— Begin LISTED RECORDS —

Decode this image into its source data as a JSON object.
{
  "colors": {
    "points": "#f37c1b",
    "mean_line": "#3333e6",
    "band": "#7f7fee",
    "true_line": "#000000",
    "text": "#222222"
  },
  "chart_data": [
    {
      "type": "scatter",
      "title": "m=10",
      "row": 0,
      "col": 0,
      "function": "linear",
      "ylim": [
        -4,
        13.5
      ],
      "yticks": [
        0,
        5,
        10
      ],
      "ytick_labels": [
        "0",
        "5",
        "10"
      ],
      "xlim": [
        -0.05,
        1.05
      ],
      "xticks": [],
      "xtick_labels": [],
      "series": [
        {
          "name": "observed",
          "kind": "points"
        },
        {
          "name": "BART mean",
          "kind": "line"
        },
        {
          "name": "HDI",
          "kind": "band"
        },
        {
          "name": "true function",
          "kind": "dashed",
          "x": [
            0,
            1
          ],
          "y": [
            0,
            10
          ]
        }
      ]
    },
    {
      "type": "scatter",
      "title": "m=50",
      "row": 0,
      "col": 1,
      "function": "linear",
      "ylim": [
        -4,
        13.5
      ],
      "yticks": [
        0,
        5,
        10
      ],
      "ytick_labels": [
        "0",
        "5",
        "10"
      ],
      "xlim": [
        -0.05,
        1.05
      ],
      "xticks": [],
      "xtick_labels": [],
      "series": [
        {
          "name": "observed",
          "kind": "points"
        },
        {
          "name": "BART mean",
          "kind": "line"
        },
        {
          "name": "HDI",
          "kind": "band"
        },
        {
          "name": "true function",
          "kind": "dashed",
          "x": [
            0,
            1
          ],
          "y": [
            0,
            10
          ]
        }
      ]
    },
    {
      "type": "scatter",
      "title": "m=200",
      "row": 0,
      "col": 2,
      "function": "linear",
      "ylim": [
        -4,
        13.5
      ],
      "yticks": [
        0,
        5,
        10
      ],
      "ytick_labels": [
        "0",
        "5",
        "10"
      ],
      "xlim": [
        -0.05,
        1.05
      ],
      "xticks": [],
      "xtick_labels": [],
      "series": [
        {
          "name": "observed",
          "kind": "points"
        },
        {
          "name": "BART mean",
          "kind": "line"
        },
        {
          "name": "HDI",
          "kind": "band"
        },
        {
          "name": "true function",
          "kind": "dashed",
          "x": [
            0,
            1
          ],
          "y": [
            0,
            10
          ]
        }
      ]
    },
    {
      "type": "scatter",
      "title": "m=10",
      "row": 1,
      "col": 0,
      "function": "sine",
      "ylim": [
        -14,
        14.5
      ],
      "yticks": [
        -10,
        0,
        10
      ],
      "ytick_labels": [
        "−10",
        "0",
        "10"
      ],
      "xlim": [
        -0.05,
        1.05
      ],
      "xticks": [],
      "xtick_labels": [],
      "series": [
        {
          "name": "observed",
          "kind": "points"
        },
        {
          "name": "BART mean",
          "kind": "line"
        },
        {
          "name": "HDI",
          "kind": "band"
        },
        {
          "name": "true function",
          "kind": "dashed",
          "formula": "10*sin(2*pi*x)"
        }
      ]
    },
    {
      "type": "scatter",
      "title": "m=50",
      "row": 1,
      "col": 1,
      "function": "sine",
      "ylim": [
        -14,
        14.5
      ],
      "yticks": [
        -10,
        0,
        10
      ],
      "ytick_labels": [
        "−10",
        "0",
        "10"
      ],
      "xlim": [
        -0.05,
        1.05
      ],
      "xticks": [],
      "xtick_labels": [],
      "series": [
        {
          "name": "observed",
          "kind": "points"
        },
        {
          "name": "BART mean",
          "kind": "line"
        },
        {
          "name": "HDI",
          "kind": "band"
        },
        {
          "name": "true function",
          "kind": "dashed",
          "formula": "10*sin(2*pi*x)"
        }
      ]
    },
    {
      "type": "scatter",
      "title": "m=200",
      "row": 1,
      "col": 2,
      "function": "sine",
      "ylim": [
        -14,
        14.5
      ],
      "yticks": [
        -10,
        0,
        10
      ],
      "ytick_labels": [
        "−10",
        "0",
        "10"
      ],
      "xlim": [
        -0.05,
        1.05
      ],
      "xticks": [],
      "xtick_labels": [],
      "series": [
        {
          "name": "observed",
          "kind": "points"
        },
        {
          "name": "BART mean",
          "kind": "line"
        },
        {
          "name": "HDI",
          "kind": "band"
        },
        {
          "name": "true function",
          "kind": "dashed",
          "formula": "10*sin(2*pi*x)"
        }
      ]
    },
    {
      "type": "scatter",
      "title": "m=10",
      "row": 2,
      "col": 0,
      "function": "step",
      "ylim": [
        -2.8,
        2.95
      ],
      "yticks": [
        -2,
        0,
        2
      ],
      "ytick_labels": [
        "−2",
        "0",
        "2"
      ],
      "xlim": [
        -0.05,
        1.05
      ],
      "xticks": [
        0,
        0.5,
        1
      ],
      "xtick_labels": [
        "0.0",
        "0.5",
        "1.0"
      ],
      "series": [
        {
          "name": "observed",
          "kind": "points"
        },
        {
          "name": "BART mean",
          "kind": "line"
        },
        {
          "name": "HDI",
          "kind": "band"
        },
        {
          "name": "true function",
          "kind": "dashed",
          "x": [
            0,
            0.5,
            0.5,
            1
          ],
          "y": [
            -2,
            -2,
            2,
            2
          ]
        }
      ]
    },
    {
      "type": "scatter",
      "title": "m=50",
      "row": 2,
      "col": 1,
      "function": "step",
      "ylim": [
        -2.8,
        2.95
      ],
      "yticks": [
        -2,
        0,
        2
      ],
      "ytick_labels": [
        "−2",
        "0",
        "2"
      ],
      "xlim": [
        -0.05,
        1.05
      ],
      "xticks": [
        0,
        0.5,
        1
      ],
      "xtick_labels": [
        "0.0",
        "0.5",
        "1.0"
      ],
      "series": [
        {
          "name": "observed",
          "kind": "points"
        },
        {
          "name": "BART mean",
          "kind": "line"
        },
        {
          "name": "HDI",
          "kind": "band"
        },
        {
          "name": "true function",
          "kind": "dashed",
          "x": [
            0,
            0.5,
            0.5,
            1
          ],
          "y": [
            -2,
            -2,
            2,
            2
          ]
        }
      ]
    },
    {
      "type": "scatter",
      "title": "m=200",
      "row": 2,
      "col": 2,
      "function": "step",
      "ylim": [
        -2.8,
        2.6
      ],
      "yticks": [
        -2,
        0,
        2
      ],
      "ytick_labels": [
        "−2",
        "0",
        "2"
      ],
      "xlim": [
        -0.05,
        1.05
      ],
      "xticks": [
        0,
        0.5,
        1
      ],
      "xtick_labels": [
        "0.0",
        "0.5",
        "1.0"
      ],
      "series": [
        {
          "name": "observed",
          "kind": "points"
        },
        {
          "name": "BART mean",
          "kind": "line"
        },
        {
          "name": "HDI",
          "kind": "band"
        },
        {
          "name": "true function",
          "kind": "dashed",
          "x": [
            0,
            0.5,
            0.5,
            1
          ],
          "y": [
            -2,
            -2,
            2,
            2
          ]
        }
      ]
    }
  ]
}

— End LISTED RECORDS —

• GIVEN INSTRUCTION: Quote all the records. Keep every word exact.

• FINAL RESULT:
Decode this image into its source data as a JSON object.
{
  "colors": {
    "points": "#f37c1b",
    "mean_line": "#3333e6",
    "band": "#7f7fee",
    "true_line": "#000000",
    "text": "#222222"
  },
  "chart_data": [
    {
      "type": "scatter",
      "title": "m=10",
      "row": 0,
      "col": 0,
      "function": "linear",
      "ylim": [
        -4,
        13.5
      ],
      "yticks": [
        0,
        5,
        10
      ],
      "ytick_labels": [
        "0",
        "5",
        "10"
      ],
      "xlim": [
        -0.05,
        1.05
      ],
      "xticks": [],
      "xtick_labels": [],
      "series": [
        {
          "name": "observed",
          "kind": "points"
        },
        {
          "name": "BART mean",
          "kind": "line"
        },
        {
          "name": "HDI",
          "kind": "band"
        },
        {
          "name": "true function",
          "kind": "dashed",
          "x": [
            0,
            1
          ],
          "y": [
            0,
            10
          ]
        }
      ]
    },
    {
      "type": "scatter",
      "title": "m=50",
      "row": 0,
      "col": 1,
      "function": "linear",
      "ylim": [
        -4,
        13.5
      ],
      "yticks": [
        0,
        5,
        10
      ],
      "ytick_labels": [
        "0",
        "5",
        "10"
      ],
      "xlim": [
        -0.05,
        1.05
      ],
      "xticks": [],
      "xtick_labels": [],
      "series": [
        {
          "name": "observed",
          "kind": "points"
        },
        {
          "name": "BART mean",
          "kind": "line"
        },
        {
          "name": "HDI",
          "kind": "band"
        },
        {
          "name": "true function",
          "kind": "dashed",
          "x": [
            0,
            1
          ],
          "y": [
            0,
            10
          ]
        }
      ]
    },
    {
      "type": "scatter",
      "title": "m=200",
      "row": 0,
      "col": 2,
      "function": "linear",
      "ylim": [
        -4,
        13.5
      ],
      "yticks": [
        0,
        5,
        10
      ],
      "ytick_labels": [
        "0",
        "5",
        "10"
      ],
      "xlim": [
        -0.05,
        1.05
      ],
      "xticks": [],
      "xtick_labels": [],
      "series": [
        {
          "name": "observed",
          "kind": "points"
        },
        {
          "name": "BART mean",
          "kind": "line"
        },
        {
          "name": "HDI",
          "kind": "band"
        },
        {
          "name": "true function",
          "kind": "dashed",
          "x": [
            0,
            1
          ],
          "y": [
            0,
            10
          ]
        }
      ]
    },
    {
      "type": "scatter",
      "title": "m=10",
      "row": 1,
      "col": 0,
      "function": "sine",
      "ylim": [
        -14,
        14.5
      ],
      "yticks": [
        -10,
        0,
        10
      ],
      "ytick_labels": [
        "−10",
        "0",
        "10"
      ],
      "xlim": [
        -0.05,
        1.05
      ],
      "xticks": [],
      "xtick_labels": [],
      "series": [
        {
          "name": "observed",
          "kind": "points"
        },
        {
          "name": "BART mean",
          "kind": "line"
        },
        {
          "name": "HDI",
          "kind": "band"
        },
        {
          "name": "true function",
          "kind": "dashed",
          "formula": "10*sin(2*pi*x)"
        }
      ]
    },
    {
      "type": "scatter",
      "title": "m=50",
      "row": 1,
      "col": 1,
      "function": "sine",
      "ylim": [
        -14,
        14.5
      ],
      "yticks": [
        -10,
        0,
        10
      ],
      "ytick_labels": [
        "−10",
        "0",
        "10"
      ],
      "xlim": [
        -0.05,
        1.05
      ],
      "xticks": [],
      "xtick_labels": [],
      "series": [
        {
          "name": "observed",
          "kind": "points"
        },
        {
          "name": "BART mean",
          "kind": "line"
        },
        {
          "name": "HDI",
          "kind": "band"
        },
        {
          "name": "true function",
          "kind": "dashed",
          "formula": "10*sin(2*pi*x)"
        }
      ]
    },
    {
      "type": "scatter",
      "title": "m=200",
      "row": 1,
      "col": 2,
      "function": "sine",
      "ylim": [
        -14,
        14.5
      ],
      "yticks": [
        -10,
        0,
        10
      ],
      "ytick_labels": [
        "−10",
        "0",
        "10"
      ],
      "xlim": [
        -0.05,
        1.05
      ],
      "xticks": [],
      "xtick_labels": [],
      "series": [
        {
          "name": "observed",
          "kind": "points"
        },
        {
          "name": "BART mean",
          "kind": "line"
        },
        {
          "name": "HDI",
          "kind": "band"
        },
        {
          "name": "true function",
          "kind": "dashed",
          "formula": "10*sin(2*pi*x)"
        }
      ]
    },
    {
      "type": "scatter",
      "title": "m=10",
      "row": 2,
      "col": 0,
      "function": "step",
      "ylim": [
        -2.8,
        2.95
      ],
      "yticks": [
        -2,
        0,
        2
      ],
      "ytick_labels": [
        "−2",
        "0",
        "2"
      ],
      "xlim": [
        -0.05,
        1.05
      ],
      "xticks": [
        0,
        0.5,
        1
      ],
      "xtick_labels": [
        "0.0",
        "0.5",
        "1.0"
      ],
      "series": [
        {
          "name": "observed",
          "kind": "points"
        },
        {
          "name": "BART mean",
          "kind": "line"
        },
        {
          "name": "HDI",
          "kind": "band"
        },
        {
          "name": "true function",
          "kind": "dashed",
          "x": [
            0,
            0.5,
            0.5,
            1
          ],
          "y": [
            -2,
            -2,
            2,
            2
          ]
        }
      ]
    },
    {
      "type": "scatter",
      "title": "m=50",
      "row": 2,
      "col": 1,
      "function": "step",
      "ylim": [
        -2.8,
        2.95
      ],
      "yticks": [
        -2,
        0,
        2
      ],
      "ytick_labels": [
        "−2",
        "0",
        "2"
      ],
      "xlim": [
        -0.05,
        1.05
      ],
      "xticks": [
        0,
        0.5,
        1
      ],
      "xtick_labels": [
        "0.0",
        "0.5",
        "1.0"
      ],
      "series": [
        {
          "name": "observed",
          "kind": "points"
        },
        {
          "name": "BART mean",
          "kind": "line"
        },
        {
          "name": "HDI",
          "kind": "band"
        },
        {
          "name": "true function",
          "kind": "dashed",
          "x": [
            0,
            0.5,
            0.5,
            1
          ],
          "y": [
            -2,
            -2,
            2,
            2
          ]
        }
      ]
    },
    {
      "type": "scatter",
      "title": "m=200",
      "row": 2,
      "col": 2,
      "function": "step",
      "ylim": [
        -2.8,
        2.6
      ],
      "yticks": [
        -2,
        0,
        2
      ],
      "ytick_labels": [
        "−2",
        "0",
        "2"
      ],
      "xlim": [
        -0.05,
        1.05
      ],
      "xticks": [
        0,
        0.5,
        1
      ],
      "xtick_labels": [
        "0.0",
        "0.5",
        "1.0"
      ],
      "series": [
        {
          "name": "observed",
          "kind": "points"
        },
        {
          "name": "BART mean",
          "kind": "line"
        },
        {
          "name": "HDI",
          "kind": "band"
        },
        {
          "name": "true function",
          "kind": "dashed",
          "x": [
            0,
            0.5,
            0.5,
            1
          ],
          "y": [
            -2,
            -2,
            2,
            2
          ]
        }
      ]
    }
  ]
}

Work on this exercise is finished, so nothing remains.